Omit all pictures, then retype the data exactly as given.

>> BEGIN The data

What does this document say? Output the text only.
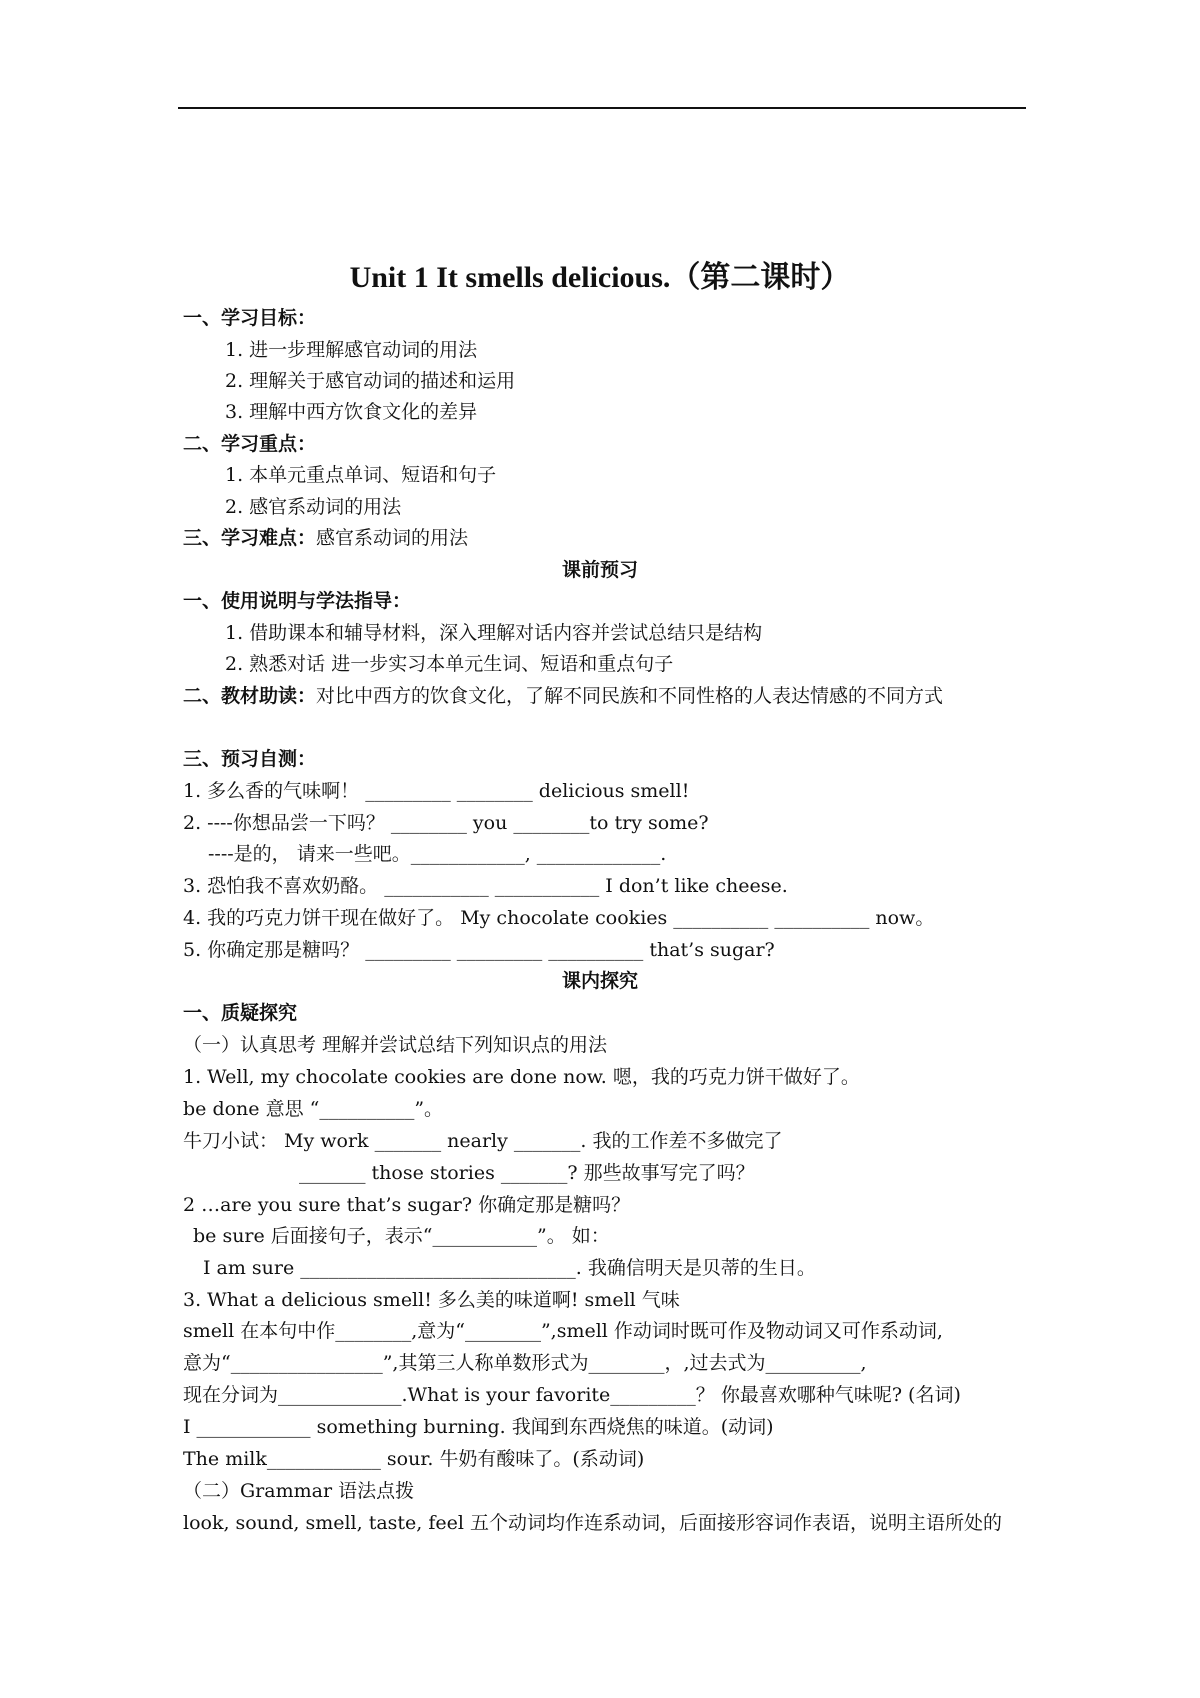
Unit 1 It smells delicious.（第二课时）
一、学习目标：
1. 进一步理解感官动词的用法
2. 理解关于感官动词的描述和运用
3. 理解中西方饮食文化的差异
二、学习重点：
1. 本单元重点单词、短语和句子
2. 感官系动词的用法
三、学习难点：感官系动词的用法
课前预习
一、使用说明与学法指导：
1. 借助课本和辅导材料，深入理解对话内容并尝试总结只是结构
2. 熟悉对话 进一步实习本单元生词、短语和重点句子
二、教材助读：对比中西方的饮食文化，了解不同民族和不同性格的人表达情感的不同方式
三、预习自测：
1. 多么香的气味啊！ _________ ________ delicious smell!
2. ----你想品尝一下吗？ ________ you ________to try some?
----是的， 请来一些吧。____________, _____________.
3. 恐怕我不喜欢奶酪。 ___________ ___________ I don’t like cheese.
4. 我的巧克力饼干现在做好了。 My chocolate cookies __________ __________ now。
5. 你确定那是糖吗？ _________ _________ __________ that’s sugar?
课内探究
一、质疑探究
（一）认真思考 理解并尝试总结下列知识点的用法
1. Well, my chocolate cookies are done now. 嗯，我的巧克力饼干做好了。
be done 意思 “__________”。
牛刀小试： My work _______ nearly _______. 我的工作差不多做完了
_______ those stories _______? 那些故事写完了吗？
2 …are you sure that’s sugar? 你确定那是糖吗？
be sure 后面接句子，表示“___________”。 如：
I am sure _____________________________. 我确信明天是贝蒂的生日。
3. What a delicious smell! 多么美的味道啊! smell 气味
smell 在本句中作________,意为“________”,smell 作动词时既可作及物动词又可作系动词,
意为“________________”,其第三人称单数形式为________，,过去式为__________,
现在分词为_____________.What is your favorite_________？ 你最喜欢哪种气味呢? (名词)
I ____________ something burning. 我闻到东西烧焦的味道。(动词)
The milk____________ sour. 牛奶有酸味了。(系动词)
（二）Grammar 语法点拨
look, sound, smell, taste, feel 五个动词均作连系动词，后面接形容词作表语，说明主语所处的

>> END The data

_Result_.
What does this document say? Output the text only.
Unit 1 It smells delicious.（第二课时）
一、学习目标：
1. 进一步理解感官动词的用法
2. 理解关于感官动词的描述和运用
3. 理解中西方饮食文化的差异
二、学习重点：
1. 本单元重点单词、短语和句子
2. 感官系动词的用法
三、学习难点：感官系动词的用法
课前预习
一、使用说明与学法指导：
1. 借助课本和辅导材料，深入理解对话内容并尝试总结只是结构
2. 熟悉对话 进一步实习本单元生词、短语和重点句子
二、教材助读：对比中西方的饮食文化，了解不同民族和不同性格的人表达情感的不同方式
三、预习自测：
1. 多么香的气味啊！ _________ ________ delicious smell!
2. ----你想品尝一下吗？ ________ you ________to try some?
----是的， 请来一些吧。____________, _____________.
3. 恐怕我不喜欢奶酪。 ___________ ___________ I don’t like cheese.
4. 我的巧克力饼干现在做好了。 My chocolate cookies __________ __________ now。
5. 你确定那是糖吗？ _________ _________ __________ that’s sugar?
课内探究
一、质疑探究
（一）认真思考 理解并尝试总结下列知识点的用法
1. Well, my chocolate cookies are done now. 嗯，我的巧克力饼干做好了。
be done 意思 “__________”。
牛刀小试： My work _______ nearly _______. 我的工作差不多做完了
_______ those stories _______? 那些故事写完了吗？
2 …are you sure that’s sugar? 你确定那是糖吗？
be sure 后面接句子，表示“___________”。 如：
I am sure _____________________________. 我确信明天是贝蒂的生日。
3. What a delicious smell! 多么美的味道啊! smell 气味
smell 在本句中作________,意为“________”,smell 作动词时既可作及物动词又可作系动词,
意为“________________”,其第三人称单数形式为________，,过去式为__________,
现在分词为_____________.What is your favorite_________？ 你最喜欢哪种气味呢? (名词)
I ____________ something burning. 我闻到东西烧焦的味道。(动词)
The milk____________ sour. 牛奶有酸味了。(系动词)
（二）Grammar 语法点拨
look, sound, smell, taste, feel 五个动词均作连系动词，后面接形容词作表语，说明主语所处的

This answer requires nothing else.